Start LISTING

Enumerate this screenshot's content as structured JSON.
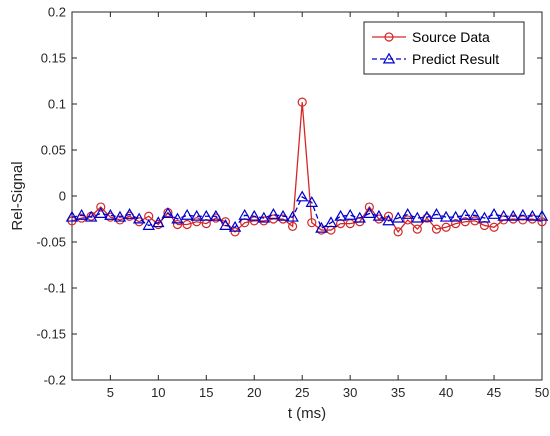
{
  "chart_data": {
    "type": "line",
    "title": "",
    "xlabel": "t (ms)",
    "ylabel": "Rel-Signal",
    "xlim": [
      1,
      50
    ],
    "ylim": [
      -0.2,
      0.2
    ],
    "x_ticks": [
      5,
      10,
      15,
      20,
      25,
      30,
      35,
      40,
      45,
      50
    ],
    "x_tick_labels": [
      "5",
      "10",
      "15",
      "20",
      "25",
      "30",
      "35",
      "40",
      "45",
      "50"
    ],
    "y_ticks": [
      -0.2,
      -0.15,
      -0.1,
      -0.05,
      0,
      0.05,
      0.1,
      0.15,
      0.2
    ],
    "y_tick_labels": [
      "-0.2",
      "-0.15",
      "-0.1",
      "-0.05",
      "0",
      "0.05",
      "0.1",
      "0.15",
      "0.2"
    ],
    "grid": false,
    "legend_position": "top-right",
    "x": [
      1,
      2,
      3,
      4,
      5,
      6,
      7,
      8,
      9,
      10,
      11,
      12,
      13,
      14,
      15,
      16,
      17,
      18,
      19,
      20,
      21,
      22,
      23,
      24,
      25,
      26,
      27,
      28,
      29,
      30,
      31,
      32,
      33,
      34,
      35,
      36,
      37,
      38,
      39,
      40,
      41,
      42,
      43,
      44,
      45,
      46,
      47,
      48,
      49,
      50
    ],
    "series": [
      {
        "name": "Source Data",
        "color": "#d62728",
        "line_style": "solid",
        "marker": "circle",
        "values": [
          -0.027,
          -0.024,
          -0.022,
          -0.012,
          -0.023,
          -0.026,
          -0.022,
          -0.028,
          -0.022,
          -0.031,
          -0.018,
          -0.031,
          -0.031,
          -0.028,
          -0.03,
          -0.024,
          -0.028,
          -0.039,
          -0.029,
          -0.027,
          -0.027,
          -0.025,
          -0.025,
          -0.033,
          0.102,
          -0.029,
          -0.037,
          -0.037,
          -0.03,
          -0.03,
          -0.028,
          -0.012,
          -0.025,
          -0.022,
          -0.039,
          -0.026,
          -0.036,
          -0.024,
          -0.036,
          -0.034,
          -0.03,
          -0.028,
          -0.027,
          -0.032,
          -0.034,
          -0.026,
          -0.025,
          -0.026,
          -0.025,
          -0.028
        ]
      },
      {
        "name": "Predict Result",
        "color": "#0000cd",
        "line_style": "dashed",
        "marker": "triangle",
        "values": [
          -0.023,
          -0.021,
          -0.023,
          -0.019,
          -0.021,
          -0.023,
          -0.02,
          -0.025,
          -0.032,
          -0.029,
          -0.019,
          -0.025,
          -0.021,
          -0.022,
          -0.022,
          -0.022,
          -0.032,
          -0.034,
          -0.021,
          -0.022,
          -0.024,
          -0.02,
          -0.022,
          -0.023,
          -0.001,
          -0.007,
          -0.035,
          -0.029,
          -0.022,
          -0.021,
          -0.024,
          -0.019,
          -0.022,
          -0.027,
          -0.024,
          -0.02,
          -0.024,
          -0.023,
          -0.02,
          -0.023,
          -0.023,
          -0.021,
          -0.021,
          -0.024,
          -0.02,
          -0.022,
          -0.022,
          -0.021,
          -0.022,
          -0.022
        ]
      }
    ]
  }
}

End LISTING

JOB => Copy the listing word for word, excluding its pictures.

TASK RESPONSE =>
Enumerate this screenshot's content as structured JSON.
{
  "chart_data": {
    "type": "line",
    "title": "",
    "xlabel": "t (ms)",
    "ylabel": "Rel-Signal",
    "xlim": [
      1,
      50
    ],
    "ylim": [
      -0.2,
      0.2
    ],
    "x_ticks": [
      5,
      10,
      15,
      20,
      25,
      30,
      35,
      40,
      45,
      50
    ],
    "x_tick_labels": [
      "5",
      "10",
      "15",
      "20",
      "25",
      "30",
      "35",
      "40",
      "45",
      "50"
    ],
    "y_ticks": [
      -0.2,
      -0.15,
      -0.1,
      -0.05,
      0,
      0.05,
      0.1,
      0.15,
      0.2
    ],
    "y_tick_labels": [
      "-0.2",
      "-0.15",
      "-0.1",
      "-0.05",
      "0",
      "0.05",
      "0.1",
      "0.15",
      "0.2"
    ],
    "grid": false,
    "legend_position": "top-right",
    "x": [
      1,
      2,
      3,
      4,
      5,
      6,
      7,
      8,
      9,
      10,
      11,
      12,
      13,
      14,
      15,
      16,
      17,
      18,
      19,
      20,
      21,
      22,
      23,
      24,
      25,
      26,
      27,
      28,
      29,
      30,
      31,
      32,
      33,
      34,
      35,
      36,
      37,
      38,
      39,
      40,
      41,
      42,
      43,
      44,
      45,
      46,
      47,
      48,
      49,
      50
    ],
    "series": [
      {
        "name": "Source Data",
        "color": "#d62728",
        "line_style": "solid",
        "marker": "circle",
        "values": [
          -0.027,
          -0.024,
          -0.022,
          -0.012,
          -0.023,
          -0.026,
          -0.022,
          -0.028,
          -0.022,
          -0.031,
          -0.018,
          -0.031,
          -0.031,
          -0.028,
          -0.03,
          -0.024,
          -0.028,
          -0.039,
          -0.029,
          -0.027,
          -0.027,
          -0.025,
          -0.025,
          -0.033,
          0.102,
          -0.029,
          -0.037,
          -0.037,
          -0.03,
          -0.03,
          -0.028,
          -0.012,
          -0.025,
          -0.022,
          -0.039,
          -0.026,
          -0.036,
          -0.024,
          -0.036,
          -0.034,
          -0.03,
          -0.028,
          -0.027,
          -0.032,
          -0.034,
          -0.026,
          -0.025,
          -0.026,
          -0.025,
          -0.028
        ]
      },
      {
        "name": "Predict Result",
        "color": "#0000cd",
        "line_style": "dashed",
        "marker": "triangle",
        "values": [
          -0.023,
          -0.021,
          -0.023,
          -0.019,
          -0.021,
          -0.023,
          -0.02,
          -0.025,
          -0.032,
          -0.029,
          -0.019,
          -0.025,
          -0.021,
          -0.022,
          -0.022,
          -0.022,
          -0.032,
          -0.034,
          -0.021,
          -0.022,
          -0.024,
          -0.02,
          -0.022,
          -0.023,
          -0.001,
          -0.007,
          -0.035,
          -0.029,
          -0.022,
          -0.021,
          -0.024,
          -0.019,
          -0.022,
          -0.027,
          -0.024,
          -0.02,
          -0.024,
          -0.023,
          -0.02,
          -0.023,
          -0.023,
          -0.021,
          -0.021,
          -0.024,
          -0.02,
          -0.022,
          -0.022,
          -0.021,
          -0.022,
          -0.022
        ]
      }
    ]
  }
}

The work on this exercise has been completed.